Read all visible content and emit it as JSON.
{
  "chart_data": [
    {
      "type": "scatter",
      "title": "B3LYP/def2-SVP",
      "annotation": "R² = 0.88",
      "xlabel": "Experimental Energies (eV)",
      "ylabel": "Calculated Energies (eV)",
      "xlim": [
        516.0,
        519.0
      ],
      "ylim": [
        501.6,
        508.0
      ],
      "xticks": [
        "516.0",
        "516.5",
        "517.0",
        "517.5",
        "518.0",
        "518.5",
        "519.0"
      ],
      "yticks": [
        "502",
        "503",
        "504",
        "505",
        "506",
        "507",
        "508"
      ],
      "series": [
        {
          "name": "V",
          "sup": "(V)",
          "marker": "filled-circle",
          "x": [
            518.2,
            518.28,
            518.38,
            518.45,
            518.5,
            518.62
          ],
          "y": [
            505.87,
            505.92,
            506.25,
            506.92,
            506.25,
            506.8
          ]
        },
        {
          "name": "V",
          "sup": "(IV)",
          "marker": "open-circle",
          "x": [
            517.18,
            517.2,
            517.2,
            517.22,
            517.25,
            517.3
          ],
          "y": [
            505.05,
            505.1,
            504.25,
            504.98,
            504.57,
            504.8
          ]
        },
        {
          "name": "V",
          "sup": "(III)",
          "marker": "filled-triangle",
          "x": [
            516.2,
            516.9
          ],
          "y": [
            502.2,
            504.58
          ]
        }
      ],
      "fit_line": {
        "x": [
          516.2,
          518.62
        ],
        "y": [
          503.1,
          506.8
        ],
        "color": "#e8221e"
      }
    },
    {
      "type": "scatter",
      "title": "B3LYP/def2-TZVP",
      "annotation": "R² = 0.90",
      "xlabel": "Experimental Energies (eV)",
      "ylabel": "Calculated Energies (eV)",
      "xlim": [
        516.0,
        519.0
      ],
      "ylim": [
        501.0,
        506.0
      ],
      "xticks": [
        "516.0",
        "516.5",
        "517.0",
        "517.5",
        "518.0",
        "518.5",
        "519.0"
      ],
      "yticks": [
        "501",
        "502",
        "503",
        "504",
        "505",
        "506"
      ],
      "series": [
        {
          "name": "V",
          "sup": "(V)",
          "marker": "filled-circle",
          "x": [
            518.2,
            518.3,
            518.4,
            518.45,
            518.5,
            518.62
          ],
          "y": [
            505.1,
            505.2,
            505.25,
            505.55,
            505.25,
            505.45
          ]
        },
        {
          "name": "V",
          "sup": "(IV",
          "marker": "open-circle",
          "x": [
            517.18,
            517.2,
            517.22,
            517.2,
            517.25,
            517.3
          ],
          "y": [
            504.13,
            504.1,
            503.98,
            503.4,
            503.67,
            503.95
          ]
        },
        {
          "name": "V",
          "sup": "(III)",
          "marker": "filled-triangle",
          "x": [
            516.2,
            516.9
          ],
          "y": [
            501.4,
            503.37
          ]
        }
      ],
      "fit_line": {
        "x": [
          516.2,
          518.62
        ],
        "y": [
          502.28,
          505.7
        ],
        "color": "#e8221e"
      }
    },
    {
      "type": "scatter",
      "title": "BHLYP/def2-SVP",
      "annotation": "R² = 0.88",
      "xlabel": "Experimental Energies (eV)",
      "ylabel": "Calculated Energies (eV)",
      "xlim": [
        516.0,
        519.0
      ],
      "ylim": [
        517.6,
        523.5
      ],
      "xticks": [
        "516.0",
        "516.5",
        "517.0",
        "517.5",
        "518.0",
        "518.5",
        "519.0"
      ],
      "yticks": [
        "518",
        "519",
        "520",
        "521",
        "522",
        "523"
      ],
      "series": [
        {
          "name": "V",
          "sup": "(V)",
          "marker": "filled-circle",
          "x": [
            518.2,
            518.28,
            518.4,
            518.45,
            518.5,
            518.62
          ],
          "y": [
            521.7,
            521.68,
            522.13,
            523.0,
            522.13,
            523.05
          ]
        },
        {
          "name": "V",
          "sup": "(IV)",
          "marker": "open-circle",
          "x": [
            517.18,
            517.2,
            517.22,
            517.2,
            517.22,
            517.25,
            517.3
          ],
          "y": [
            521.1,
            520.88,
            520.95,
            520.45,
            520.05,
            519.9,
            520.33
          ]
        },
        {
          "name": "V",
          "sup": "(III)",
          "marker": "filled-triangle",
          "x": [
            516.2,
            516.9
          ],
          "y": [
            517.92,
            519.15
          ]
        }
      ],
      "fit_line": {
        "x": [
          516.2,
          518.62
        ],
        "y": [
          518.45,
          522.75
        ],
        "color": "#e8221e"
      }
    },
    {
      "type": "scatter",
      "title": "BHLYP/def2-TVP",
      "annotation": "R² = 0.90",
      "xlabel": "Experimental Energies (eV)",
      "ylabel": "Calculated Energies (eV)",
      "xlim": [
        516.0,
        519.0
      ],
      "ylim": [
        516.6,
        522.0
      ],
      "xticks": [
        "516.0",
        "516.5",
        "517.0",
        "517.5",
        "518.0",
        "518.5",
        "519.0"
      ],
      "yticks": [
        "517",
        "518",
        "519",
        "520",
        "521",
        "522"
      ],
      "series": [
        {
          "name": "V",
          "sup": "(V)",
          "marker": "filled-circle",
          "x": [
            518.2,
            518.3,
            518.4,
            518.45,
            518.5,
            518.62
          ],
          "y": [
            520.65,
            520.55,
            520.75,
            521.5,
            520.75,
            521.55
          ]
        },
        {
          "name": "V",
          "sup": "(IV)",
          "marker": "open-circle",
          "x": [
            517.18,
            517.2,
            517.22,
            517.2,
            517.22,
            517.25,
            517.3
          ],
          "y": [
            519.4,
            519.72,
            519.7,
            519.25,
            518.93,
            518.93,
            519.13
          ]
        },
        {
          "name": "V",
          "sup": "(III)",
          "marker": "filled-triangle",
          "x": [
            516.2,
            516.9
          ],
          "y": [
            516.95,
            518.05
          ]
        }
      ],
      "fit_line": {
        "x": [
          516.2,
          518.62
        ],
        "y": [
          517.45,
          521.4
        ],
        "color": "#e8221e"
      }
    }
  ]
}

______

= Problem description =
Quote each line above in full, word for word.

= Exercise output =
Read all visible content and emit it as JSON.
{
  "chart_data": [
    {
      "type": "scatter",
      "title": "B3LYP/def2-SVP",
      "annotation": "R² = 0.88",
      "xlabel": "Experimental Energies (eV)",
      "ylabel": "Calculated Energies (eV)",
      "xlim": [
        516.0,
        519.0
      ],
      "ylim": [
        501.6,
        508.0
      ],
      "xticks": [
        "516.0",
        "516.5",
        "517.0",
        "517.5",
        "518.0",
        "518.5",
        "519.0"
      ],
      "yticks": [
        "502",
        "503",
        "504",
        "505",
        "506",
        "507",
        "508"
      ],
      "series": [
        {
          "name": "V",
          "sup": "(V)",
          "marker": "filled-circle",
          "x": [
            518.2,
            518.28,
            518.38,
            518.45,
            518.5,
            518.62
          ],
          "y": [
            505.87,
            505.92,
            506.25,
            506.92,
            506.25,
            506.8
          ]
        },
        {
          "name": "V",
          "sup": "(IV)",
          "marker": "open-circle",
          "x": [
            517.18,
            517.2,
            517.2,
            517.22,
            517.25,
            517.3
          ],
          "y": [
            505.05,
            505.1,
            504.25,
            504.98,
            504.57,
            504.8
          ]
        },
        {
          "name": "V",
          "sup": "(III)",
          "marker": "filled-triangle",
          "x": [
            516.2,
            516.9
          ],
          "y": [
            502.2,
            504.58
          ]
        }
      ],
      "fit_line": {
        "x": [
          516.2,
          518.62
        ],
        "y": [
          503.1,
          506.8
        ],
        "color": "#e8221e"
      }
    },
    {
      "type": "scatter",
      "title": "B3LYP/def2-TZVP",
      "annotation": "R² = 0.90",
      "xlabel": "Experimental Energies (eV)",
      "ylabel": "Calculated Energies (eV)",
      "xlim": [
        516.0,
        519.0
      ],
      "ylim": [
        501.0,
        506.0
      ],
      "xticks": [
        "516.0",
        "516.5",
        "517.0",
        "517.5",
        "518.0",
        "518.5",
        "519.0"
      ],
      "yticks": [
        "501",
        "502",
        "503",
        "504",
        "505",
        "506"
      ],
      "series": [
        {
          "name": "V",
          "sup": "(V)",
          "marker": "filled-circle",
          "x": [
            518.2,
            518.3,
            518.4,
            518.45,
            518.5,
            518.62
          ],
          "y": [
            505.1,
            505.2,
            505.25,
            505.55,
            505.25,
            505.45
          ]
        },
        {
          "name": "V",
          "sup": "(IV",
          "marker": "open-circle",
          "x": [
            517.18,
            517.2,
            517.22,
            517.2,
            517.25,
            517.3
          ],
          "y": [
            504.13,
            504.1,
            503.98,
            503.4,
            503.67,
            503.95
          ]
        },
        {
          "name": "V",
          "sup": "(III)",
          "marker": "filled-triangle",
          "x": [
            516.2,
            516.9
          ],
          "y": [
            501.4,
            503.37
          ]
        }
      ],
      "fit_line": {
        "x": [
          516.2,
          518.62
        ],
        "y": [
          502.28,
          505.7
        ],
        "color": "#e8221e"
      }
    },
    {
      "type": "scatter",
      "title": "BHLYP/def2-SVP",
      "annotation": "R² = 0.88",
      "xlabel": "Experimental Energies (eV)",
      "ylabel": "Calculated Energies (eV)",
      "xlim": [
        516.0,
        519.0
      ],
      "ylim": [
        517.6,
        523.5
      ],
      "xticks": [
        "516.0",
        "516.5",
        "517.0",
        "517.5",
        "518.0",
        "518.5",
        "519.0"
      ],
      "yticks": [
        "518",
        "519",
        "520",
        "521",
        "522",
        "523"
      ],
      "series": [
        {
          "name": "V",
          "sup": "(V)",
          "marker": "filled-circle",
          "x": [
            518.2,
            518.28,
            518.4,
            518.45,
            518.5,
            518.62
          ],
          "y": [
            521.7,
            521.68,
            522.13,
            523.0,
            522.13,
            523.05
          ]
        },
        {
          "name": "V",
          "sup": "(IV)",
          "marker": "open-circle",
          "x": [
            517.18,
            517.2,
            517.22,
            517.2,
            517.22,
            517.25,
            517.3
          ],
          "y": [
            521.1,
            520.88,
            520.95,
            520.45,
            520.05,
            519.9,
            520.33
          ]
        },
        {
          "name": "V",
          "sup": "(III)",
          "marker": "filled-triangle",
          "x": [
            516.2,
            516.9
          ],
          "y": [
            517.92,
            519.15
          ]
        }
      ],
      "fit_line": {
        "x": [
          516.2,
          518.62
        ],
        "y": [
          518.45,
          522.75
        ],
        "color": "#e8221e"
      }
    },
    {
      "type": "scatter",
      "title": "BHLYP/def2-TVP",
      "annotation": "R² = 0.90",
      "xlabel": "Experimental Energies (eV)",
      "ylabel": "Calculated Energies (eV)",
      "xlim": [
        516.0,
        519.0
      ],
      "ylim": [
        516.6,
        522.0
      ],
      "xticks": [
        "516.0",
        "516.5",
        "517.0",
        "517.5",
        "518.0",
        "518.5",
        "519.0"
      ],
      "yticks": [
        "517",
        "518",
        "519",
        "520",
        "521",
        "522"
      ],
      "series": [
        {
          "name": "V",
          "sup": "(V)",
          "marker": "filled-circle",
          "x": [
            518.2,
            518.3,
            518.4,
            518.45,
            518.5,
            518.62
          ],
          "y": [
            520.65,
            520.55,
            520.75,
            521.5,
            520.75,
            521.55
          ]
        },
        {
          "name": "V",
          "sup": "(IV)",
          "marker": "open-circle",
          "x": [
            517.18,
            517.2,
            517.22,
            517.2,
            517.22,
            517.25,
            517.3
          ],
          "y": [
            519.4,
            519.72,
            519.7,
            519.25,
            518.93,
            518.93,
            519.13
          ]
        },
        {
          "name": "V",
          "sup": "(III)",
          "marker": "filled-triangle",
          "x": [
            516.2,
            516.9
          ],
          "y": [
            516.95,
            518.05
          ]
        }
      ],
      "fit_line": {
        "x": [
          516.2,
          518.62
        ],
        "y": [
          517.45,
          521.4
        ],
        "color": "#e8221e"
      }
    }
  ]
}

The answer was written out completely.